--- start RECORDS SUPPLIED ---
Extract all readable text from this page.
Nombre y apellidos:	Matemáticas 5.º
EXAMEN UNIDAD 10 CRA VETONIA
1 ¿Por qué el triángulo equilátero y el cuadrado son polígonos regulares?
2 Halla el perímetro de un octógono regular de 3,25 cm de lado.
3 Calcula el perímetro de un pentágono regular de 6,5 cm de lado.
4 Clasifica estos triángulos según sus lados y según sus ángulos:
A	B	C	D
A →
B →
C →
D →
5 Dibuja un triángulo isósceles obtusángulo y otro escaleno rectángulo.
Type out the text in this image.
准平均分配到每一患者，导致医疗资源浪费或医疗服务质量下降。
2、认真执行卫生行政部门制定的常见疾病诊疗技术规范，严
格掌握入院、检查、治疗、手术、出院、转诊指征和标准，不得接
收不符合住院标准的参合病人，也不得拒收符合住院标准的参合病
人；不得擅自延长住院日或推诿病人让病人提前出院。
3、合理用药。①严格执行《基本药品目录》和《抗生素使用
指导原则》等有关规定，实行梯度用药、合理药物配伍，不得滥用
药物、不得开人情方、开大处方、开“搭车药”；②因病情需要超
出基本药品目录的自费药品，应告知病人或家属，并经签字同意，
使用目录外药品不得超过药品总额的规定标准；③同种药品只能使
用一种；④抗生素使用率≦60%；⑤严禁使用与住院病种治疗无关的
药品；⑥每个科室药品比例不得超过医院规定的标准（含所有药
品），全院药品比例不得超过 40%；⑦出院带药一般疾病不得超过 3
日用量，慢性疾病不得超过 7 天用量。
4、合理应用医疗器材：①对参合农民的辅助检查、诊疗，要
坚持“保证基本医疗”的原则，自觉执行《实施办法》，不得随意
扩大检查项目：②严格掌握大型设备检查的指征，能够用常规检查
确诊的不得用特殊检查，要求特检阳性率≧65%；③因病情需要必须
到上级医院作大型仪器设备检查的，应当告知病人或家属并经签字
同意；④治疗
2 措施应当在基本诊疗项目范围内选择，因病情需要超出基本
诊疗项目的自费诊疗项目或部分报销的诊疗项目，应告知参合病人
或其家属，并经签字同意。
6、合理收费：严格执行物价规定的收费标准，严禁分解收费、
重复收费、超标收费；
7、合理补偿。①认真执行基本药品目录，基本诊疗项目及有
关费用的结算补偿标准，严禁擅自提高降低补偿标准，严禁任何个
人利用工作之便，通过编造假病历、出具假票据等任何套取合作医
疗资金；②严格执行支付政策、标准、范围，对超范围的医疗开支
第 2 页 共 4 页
--- end RECORDS SUPPLIED ---
◆ REQUIREMENTS ◆
In the entries above, some lines may contain the string "text"; report how many, without additional comment.

◆ FULL RESPONSE ◆
2